Chegamos a Rompecilha, uma pequena aldeia que se impõe entre as montanhas. Ao ar livre, tendo como pano de fundo uma paisagem encantadora, estivemos à conversa com Arlindo Coelho. Tema, puxava novo tema, respostas inspiravam perguntas. Um diálogo entusiasmado, só interrompido pelos habitantes que chegavam depois de um longo dia trabalho no campo e não deixavam de nos desejar “as boas tardes”. Simpatia, cada vez mais rara, é ainda tão genuína aqui.

A escola da vida

Com 71 anos, Arlindo aqui nasceu e de cá não saiu, exeção feita aos três anos de serviço militar obrigatório em Lisboa. Na escola primária tirou a quarta classe, na escola da vida, um doutoramento. Durante toda a sua vida, sempre carregou alguma tristeza por não ter conseguido estudar mais. “Era filho único, os meus pais não queriam que eu saísse de perto deles”. Desgosto só amenizado quando conseguiu dar à suas três filhas estudos superiores. “Na medida em que eu não ultrapassei a quarta classe foi para mim uma grande vitória”.

Arlindo sempre procurou saber, numa busca incessante que jamais acaba. “A minha vontade de saber é inesgotável, sempre fui um curioso”, confessa. Recentemente, voltou à escola e fez o nono ano nas Novas Oportunidades, já estava inscrito no décimo segundo, mas o programa encerrou.

Encontrou novas formas de chegar ao conhecimento. Autodenominado de “autodidata” foi bebendo aqui e ali desta poção mágica que é o saber. Um dos temas que mais lhe interessou foi a história da sua terra. Arlindo recolheu o máximo de informações possíveis, hoje o seu espólio é de causar em inveja a qualquer historiador. “Relativamente à história da freguesia, não sei se haverá alguém que tenha na posse tanta documentação como eu”, defende.

Rompecilha, o nome por detrás da lenda

Quanto ao nome da aldeia, “Rompecilha”, Arlindo Coelho conta-nos uma lenda antiga que passou de geração em geração. “O nome Rompecilha é muito esquisito, eu tenho andado a estudar o porquê deste nome. Como sabe, Rompecilha fica numa baixa e havia um sardinheiro que, em tempos, trazia a sardinha num burrito e aqui era mais cara que nos outros sítios. A justificação do sardinheiro era esta: aqui tem que ser mais cara porque o burrito rompe as cilhas todas a descer e a subir a encosta”. E assim a terra ficou conhecida como rompe cilhas, que se foi adaptando, com o tempo, para Rompecilha.

Arlindo Coelho, contudo, tem outra teoria. “Um dos primeiros habitantes desta terra foi o Sr. Rompecilhas, eu inclino-me mais para aí”.

Uma aldeia com uma história centenária

O passado intriga-lhe e é por isso que não se cansa de investigar. Garante que Rompecilha tem já uma história centenária. Como prova, em casa, diz guardar um escrito em latim, que remonta ao século XVI. “Uma espécie de foral” que com ajuda da filha, doutoranda em História, decifrou. Há, contudo, referências mais antigas, no século XVII, na Enciclopédia Luso-Brasileira, acrescenta.

_TAREFAS A REALIZAR_:
A: No texto sobre Rompecilha, em que cidade cumpriu Arlindo Coelho o serviço militar obrigatório?
B: Retome o texto sobre Arlindo Coelho e Rompecilha a partir do ponto em que termina.

_ENTRADAS FORNECIDAS_:
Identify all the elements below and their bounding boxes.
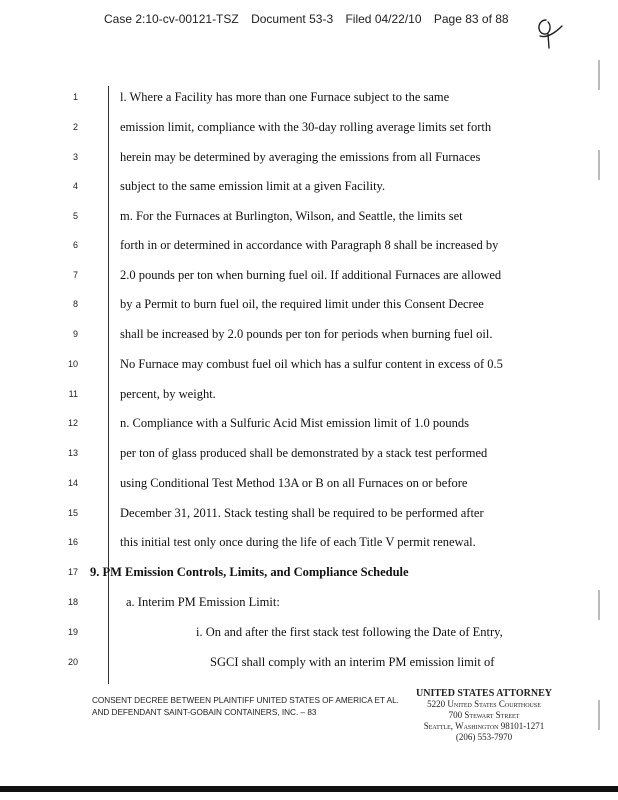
body-line: l. Where a Facility has more than one Furnace subject to the same	[120, 90, 450, 104]
margin-rule	[108, 86, 109, 684]
line-number: 8	[72, 299, 78, 309]
scan-artifact	[598, 60, 600, 90]
body-line: per ton of glass produced shall be demonstrated by a stack test performed	[120, 446, 488, 460]
body-line: 2.0 pounds per ton when burning fuel oil. If additional Furnaces are allowed	[120, 268, 502, 282]
line-number: 5	[72, 211, 78, 221]
body-line: using Conditional Test Method 13A or B on all Furnaces on or before	[120, 476, 468, 490]
filing-header	[104, 12, 518, 26]
line-number: 4	[72, 181, 78, 191]
body-line: a. Interim PM Emission Limit:	[126, 595, 280, 609]
line-number: 15	[67, 508, 78, 518]
line-number: 18	[67, 597, 78, 607]
line-number: 11	[68, 389, 78, 399]
footer-caption-line: AND DEFENDANT SAINT-GOBAIN CONTAINERS, INC. – 83	[92, 708, 317, 717]
body-line: SGCI shall comply with an interim PM emission limit of	[210, 655, 495, 669]
body-line: subject to the same emission limit at a given Facility.	[120, 179, 386, 193]
line-number: 7	[72, 270, 78, 280]
body-line: i. On and after the first stack test following the Date of Entry,	[196, 625, 503, 639]
body-line: n. Compliance with a Sulfuric Acid Mist emission limit of 1.0 pounds	[120, 416, 469, 430]
attorney-title: UNITED STATES ATTORNEY	[416, 688, 552, 699]
address-line: Seattle, Washington 98101-1271	[423, 721, 545, 731]
scan-bottom-bar	[0, 786, 618, 792]
body-line: percent, by weight.	[120, 387, 216, 401]
line-number: 19	[67, 627, 78, 637]
body-line: shall be increased by 2.0 pounds per ton for periods when burning fuel oil.	[120, 327, 493, 341]
handwritten-initials	[532, 14, 564, 54]
body-line: by a Permit to burn fuel oil, the required limit under this Consent Decree	[120, 297, 484, 311]
line-number: 20	[67, 657, 78, 667]
scan-artifact	[598, 150, 600, 180]
scan-artifact	[598, 700, 600, 730]
address-line: 5220 United States Courthouse	[427, 699, 541, 709]
address-line: 700 Stewart Street	[448, 710, 520, 720]
document-number: Document 53-3	[251, 12, 334, 26]
scan-artifact	[598, 590, 600, 620]
body-line: herein may be determined by averaging the emissions from all Furnaces	[120, 150, 481, 164]
footer-caption	[92, 695, 399, 719]
case-number: Case 2:10-cv-00121-TSZ	[104, 12, 239, 26]
body-line: December 31, 2011. Stack testing shall be required to be performed after	[120, 506, 484, 520]
body-line: forth in or determined in accordance with Paragraph 8 shall be increased by	[120, 238, 499, 252]
line-number: 14	[67, 478, 78, 488]
line-number: 3	[72, 152, 78, 162]
section-heading: 9. PM Emission Controls, Limits, and Compliance Schedule	[90, 565, 409, 579]
line-number: 17	[67, 567, 78, 577]
body-line: emission limit, compliance with the 30-day rolling average limits set forth	[120, 120, 492, 134]
page-count: Page 83 of 88	[433, 12, 509, 26]
line-number: 10	[67, 359, 78, 369]
body-line: this initial test only once during the life of each Title V permit renewal.	[120, 535, 476, 549]
line-number: 9	[72, 329, 78, 339]
body-line: No Furnace may combust fuel oil which has a sulfur content in excess of 0.5	[120, 357, 503, 371]
body-line: m. For the Furnaces at Burlington, Wilson, and Seattle, the limits set	[120, 209, 463, 223]
line-number: 12	[67, 418, 78, 428]
line-number: 6	[72, 240, 78, 250]
filed-date: Filed 04/22/10	[345, 12, 422, 26]
phone-number: (206) 553-7970	[455, 732, 513, 742]
line-number: 16	[67, 537, 78, 547]
footer-caption-line: CONSENT DECREE BETWEEN PLAINTIFF UNITED STATES OF AMERICA ET AL.	[92, 696, 399, 705]
line-number: 13	[67, 448, 78, 458]
line-number: 1	[72, 92, 78, 102]
line-number: 2	[72, 122, 78, 132]
attorney-address	[404, 688, 564, 743]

_RESPOSTAS POR TAREFA_:
A: Em Lisboa, durante três anos.

B:
Como explica, “no início a aldeia era propriedade do Convento de S. João de Tarouca e na época do Marques de Pombal foi entregue a quatro pessoas, foram construídas três casas muito grandes, a mais antiga tem da data de 17 e qualquer coisa… basicamente a aldeia era toda pertença dessas quatro famílias, todas elas ligadas à família Gomes Dias e Dias. As outras pessoas que estavam para além dessas quatro famílias viviam todas em sistema de arrendamento das terras”.

Como acredita, em Rompecilha, estão marcas evidentes da passagem dos soldados, nas Invasões Francesas em Portugal. “Na altura as pessoas tinham baús de lata onde escondiam as suas coisas, como sabe houve muita pilhagem nesse tempo. Ainda hoje tenho cá esses baús, têm sinal claros que estiveram embalados e enterrados muitos anos”, explica. Como garante, muitas marcas há também de refugiados da Guerra Civil Espanhola que escolheram Rompecilha para se abrigar. “É essa a razão por termos várias expressões espanholas no nosso vocabulário. Nós dizemos “anda lá para “riba”, “cerra-me” aquela porta, eu “quitava” de fazer aquilo…”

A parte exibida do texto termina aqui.